Every record here needs to be written out again exactly.

_ _ _ _

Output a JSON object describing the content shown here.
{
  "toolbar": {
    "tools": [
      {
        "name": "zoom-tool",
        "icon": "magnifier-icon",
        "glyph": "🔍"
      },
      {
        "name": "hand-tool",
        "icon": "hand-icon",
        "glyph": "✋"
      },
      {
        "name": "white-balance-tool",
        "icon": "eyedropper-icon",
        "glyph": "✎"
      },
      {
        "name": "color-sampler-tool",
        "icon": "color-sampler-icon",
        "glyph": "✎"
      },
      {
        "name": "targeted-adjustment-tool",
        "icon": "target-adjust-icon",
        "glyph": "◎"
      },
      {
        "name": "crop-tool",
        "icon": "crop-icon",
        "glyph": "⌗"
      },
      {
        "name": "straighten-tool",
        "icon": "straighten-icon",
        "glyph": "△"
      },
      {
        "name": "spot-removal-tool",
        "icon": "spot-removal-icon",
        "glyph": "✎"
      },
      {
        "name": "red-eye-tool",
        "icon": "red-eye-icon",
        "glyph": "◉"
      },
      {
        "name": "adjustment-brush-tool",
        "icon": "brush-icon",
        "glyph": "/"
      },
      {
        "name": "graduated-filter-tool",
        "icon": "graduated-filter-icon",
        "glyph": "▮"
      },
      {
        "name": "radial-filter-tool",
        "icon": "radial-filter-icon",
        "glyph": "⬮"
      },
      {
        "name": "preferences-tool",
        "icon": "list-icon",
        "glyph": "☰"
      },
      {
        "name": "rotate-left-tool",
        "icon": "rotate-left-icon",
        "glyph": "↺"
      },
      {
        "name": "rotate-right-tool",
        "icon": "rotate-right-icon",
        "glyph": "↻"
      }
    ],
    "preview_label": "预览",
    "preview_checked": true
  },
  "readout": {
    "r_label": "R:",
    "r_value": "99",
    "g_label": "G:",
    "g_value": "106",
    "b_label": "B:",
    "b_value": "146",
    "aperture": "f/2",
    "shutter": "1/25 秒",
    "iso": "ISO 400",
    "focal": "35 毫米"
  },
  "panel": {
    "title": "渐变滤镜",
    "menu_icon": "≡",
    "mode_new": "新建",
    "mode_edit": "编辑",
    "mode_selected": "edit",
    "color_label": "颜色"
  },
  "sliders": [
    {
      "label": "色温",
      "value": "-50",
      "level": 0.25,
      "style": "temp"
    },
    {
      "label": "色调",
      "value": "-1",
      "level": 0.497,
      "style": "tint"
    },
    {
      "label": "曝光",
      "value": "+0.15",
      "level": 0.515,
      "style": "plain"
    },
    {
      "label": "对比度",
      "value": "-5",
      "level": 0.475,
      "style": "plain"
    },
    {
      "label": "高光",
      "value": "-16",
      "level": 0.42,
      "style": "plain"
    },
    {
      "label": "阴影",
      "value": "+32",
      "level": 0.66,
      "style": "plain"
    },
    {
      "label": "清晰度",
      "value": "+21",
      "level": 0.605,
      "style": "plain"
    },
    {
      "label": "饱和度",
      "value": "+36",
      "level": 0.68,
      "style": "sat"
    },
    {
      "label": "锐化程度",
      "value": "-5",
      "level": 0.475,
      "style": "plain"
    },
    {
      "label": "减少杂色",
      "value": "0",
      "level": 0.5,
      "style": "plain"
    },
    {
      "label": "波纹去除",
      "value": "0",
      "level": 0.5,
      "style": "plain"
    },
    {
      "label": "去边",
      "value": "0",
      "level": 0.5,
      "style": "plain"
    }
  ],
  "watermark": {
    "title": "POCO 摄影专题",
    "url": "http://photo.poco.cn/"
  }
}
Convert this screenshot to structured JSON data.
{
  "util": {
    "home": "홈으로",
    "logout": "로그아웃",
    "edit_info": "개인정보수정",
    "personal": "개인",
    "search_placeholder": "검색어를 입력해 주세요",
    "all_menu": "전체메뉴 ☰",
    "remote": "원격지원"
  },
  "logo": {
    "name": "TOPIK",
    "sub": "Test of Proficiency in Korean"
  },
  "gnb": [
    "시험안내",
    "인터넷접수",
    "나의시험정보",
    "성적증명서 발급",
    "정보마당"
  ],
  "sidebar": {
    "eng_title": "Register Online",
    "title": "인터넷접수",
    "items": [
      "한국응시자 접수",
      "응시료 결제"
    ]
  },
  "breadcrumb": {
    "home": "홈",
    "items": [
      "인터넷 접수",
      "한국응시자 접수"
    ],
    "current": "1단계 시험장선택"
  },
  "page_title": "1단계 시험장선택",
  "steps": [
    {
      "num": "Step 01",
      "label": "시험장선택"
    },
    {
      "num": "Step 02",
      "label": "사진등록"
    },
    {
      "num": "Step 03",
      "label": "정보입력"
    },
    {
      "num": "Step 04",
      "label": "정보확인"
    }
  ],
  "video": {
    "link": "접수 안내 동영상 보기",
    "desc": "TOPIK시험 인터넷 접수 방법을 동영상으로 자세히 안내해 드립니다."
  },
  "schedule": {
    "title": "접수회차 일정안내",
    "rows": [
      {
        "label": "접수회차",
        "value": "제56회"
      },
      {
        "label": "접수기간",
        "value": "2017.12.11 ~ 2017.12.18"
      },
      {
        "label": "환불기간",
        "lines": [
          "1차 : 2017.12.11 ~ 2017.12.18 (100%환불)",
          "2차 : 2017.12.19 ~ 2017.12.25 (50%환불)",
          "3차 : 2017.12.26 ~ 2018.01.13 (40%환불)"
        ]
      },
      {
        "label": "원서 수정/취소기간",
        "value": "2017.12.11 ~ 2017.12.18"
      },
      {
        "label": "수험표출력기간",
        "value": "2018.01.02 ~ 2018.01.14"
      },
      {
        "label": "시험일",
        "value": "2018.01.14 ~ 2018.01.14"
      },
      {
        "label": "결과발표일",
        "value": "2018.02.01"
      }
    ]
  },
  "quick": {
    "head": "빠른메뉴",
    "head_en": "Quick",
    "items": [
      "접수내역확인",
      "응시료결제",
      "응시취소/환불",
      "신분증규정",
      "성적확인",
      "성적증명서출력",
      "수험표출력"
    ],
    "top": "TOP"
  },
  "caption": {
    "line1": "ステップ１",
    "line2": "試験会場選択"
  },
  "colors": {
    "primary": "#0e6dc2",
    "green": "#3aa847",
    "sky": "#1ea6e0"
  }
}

_ _ _ _

TASK OUTPUT -
Output a JSON object describing the content shown here.
{
  "toolbar": {
    "tools": [
      {
        "name": "zoom-tool",
        "icon": "magnifier-icon",
        "glyph": "🔍"
      },
      {
        "name": "hand-tool",
        "icon": "hand-icon",
        "glyph": "✋"
      },
      {
        "name": "white-balance-tool",
        "icon": "eyedropper-icon",
        "glyph": "✎"
      },
      {
        "name": "color-sampler-tool",
        "icon": "color-sampler-icon",
        "glyph": "✎"
      },
      {
        "name": "targeted-adjustment-tool",
        "icon": "target-adjust-icon",
        "glyph": "◎"
      },
      {
        "name": "crop-tool",
        "icon": "crop-icon",
        "glyph": "⌗"
      },
      {
        "name": "straighten-tool",
        "icon": "straighten-icon",
        "glyph": "△"
      },
      {
        "name": "spot-removal-tool",
        "icon": "spot-removal-icon",
        "glyph": "✎"
      },
      {
        "name": "red-eye-tool",
        "icon": "red-eye-icon",
        "glyph": "◉"
      },
      {
        "name": "adjustment-brush-tool",
        "icon": "brush-icon",
        "glyph": "/"
      },
      {
        "name": "graduated-filter-tool",
        "icon": "graduated-filter-icon",
        "glyph": "▮"
      },
      {
        "name": "radial-filter-tool",
        "icon": "radial-filter-icon",
        "glyph": "⬮"
      },
      {
        "name": "preferences-tool",
        "icon": "list-icon",
        "glyph": "☰"
      },
      {
        "name": "rotate-left-tool",
        "icon": "rotate-left-icon",
        "glyph": "↺"
      },
      {
        "name": "rotate-right-tool",
        "icon": "rotate-right-icon",
        "glyph": "↻"
      }
    ],
    "preview_label": "预览",
    "preview_checked": true
  },
  "readout": {
    "r_label": "R:",
    "r_value": "99",
    "g_label": "G:",
    "g_value": "106",
    "b_label": "B:",
    "b_value": "146",
    "aperture": "f/2",
    "shutter": "1/25 秒",
    "iso": "ISO 400",
    "focal": "35 毫米"
  },
  "panel": {
    "title": "渐变滤镜",
    "menu_icon": "≡",
    "mode_new": "新建",
    "mode_edit": "编辑",
    "mode_selected": "edit",
    "color_label": "颜色"
  },
  "sliders": [
    {
      "label": "色温",
      "value": "-50",
      "level": 0.25,
      "style": "temp"
    },
    {
      "label": "色调",
      "value": "-1",
      "level": 0.497,
      "style": "tint"
    },
    {
      "label": "曝光",
      "value": "+0.15",
      "level": 0.515,
      "style": "plain"
    },
    {
      "label": "对比度",
      "value": "-5",
      "level": 0.475,
      "style": "plain"
    },
    {
      "label": "高光",
      "value": "-16",
      "level": 0.42,
      "style": "plain"
    },
    {
      "label": "阴影",
      "value": "+32",
      "level": 0.66,
      "style": "plain"
    },
    {
      "label": "清晰度",
      "value": "+21",
      "level": 0.605,
      "style": "plain"
    },
    {
      "label": "饱和度",
      "value": "+36",
      "level": 0.68,
      "style": "sat"
    },
    {
      "label": "锐化程度",
      "value": "-5",
      "level": 0.475,
      "style": "plain"
    },
    {
      "label": "减少杂色",
      "value": "0",
      "level": 0.5,
      "style": "plain"
    },
    {
      "label": "波纹去除",
      "value": "0",
      "level": 0.5,
      "style": "plain"
    },
    {
      "label": "去边",
      "value": "0",
      "level": 0.5,
      "style": "plain"
    }
  ],
  "watermark": {
    "title": "POCO 摄影专题",
    "url": "http://photo.poco.cn/"
  }
}
Convert this screenshot to structured JSON data.
{
  "util": {
    "home": "홈으로",
    "logout": "로그아웃",
    "edit_info": "개인정보수정",
    "personal": "개인",
    "search_placeholder": "검색어를 입력해 주세요",
    "all_menu": "전체메뉴 ☰",
    "remote": "원격지원"
  },
  "logo": {
    "name": "TOPIK",
    "sub": "Test of Proficiency in Korean"
  },
  "gnb": [
    "시험안내",
    "인터넷접수",
    "나의시험정보",
    "성적증명서 발급",
    "정보마당"
  ],
  "sidebar": {
    "eng_title": "Register Online",
    "title": "인터넷접수",
    "items": [
      "한국응시자 접수",
      "응시료 결제"
    ]
  },
  "breadcrumb": {
    "home": "홈",
    "items": [
      "인터넷 접수",
      "한국응시자 접수"
    ],
    "current": "1단계 시험장선택"
  },
  "page_title": "1단계 시험장선택",
  "steps": [
    {
      "num": "Step 01",
      "label": "시험장선택"
    },
    {
      "num": "Step 02",
      "label": "사진등록"
    },
    {
      "num": "Step 03",
      "label": "정보입력"
    },
    {
      "num": "Step 04",
      "label": "정보확인"
    }
  ],
  "video": {
    "link": "접수 안내 동영상 보기",
    "desc": "TOPIK시험 인터넷 접수 방법을 동영상으로 자세히 안내해 드립니다."
  },
  "schedule": {
    "title": "접수회차 일정안내",
    "rows": [
      {
        "label": "접수회차",
        "value": "제56회"
      },
      {
        "label": "접수기간",
        "value": "2017.12.11 ~ 2017.12.18"
      },
      {
        "label": "환불기간",
        "lines": [
          "1차 : 2017.12.11 ~ 2017.12.18 (100%환불)",
          "2차 : 2017.12.19 ~ 2017.12.25 (50%환불)",
          "3차 : 2017.12.26 ~ 2018.01.13 (40%환불)"
        ]
      },
      {
        "label": "원서 수정/취소기간",
        "value": "2017.12.11 ~ 2017.12.18"
      },
      {
        "label": "수험표출력기간",
        "value": "2018.01.02 ~ 2018.01.14"
      },
      {
        "label": "시험일",
        "value": "2018.01.14 ~ 2018.01.14"
      },
      {
        "label": "결과발표일",
        "value": "2018.02.01"
      }
    ]
  },
  "quick": {
    "head": "빠른메뉴",
    "head_en": "Quick",
    "items": [
      "접수내역확인",
      "응시료결제",
      "응시취소/환불",
      "신분증규정",
      "성적확인",
      "성적증명서출력",
      "수험표출력"
    ],
    "top": "TOP"
  },
  "caption": {
    "line1": "ステップ１",
    "line2": "試験会場選択"
  },
  "colors": {
    "primary": "#0e6dc2",
    "green": "#3aa847",
    "sky": "#1ea6e0"
  }
}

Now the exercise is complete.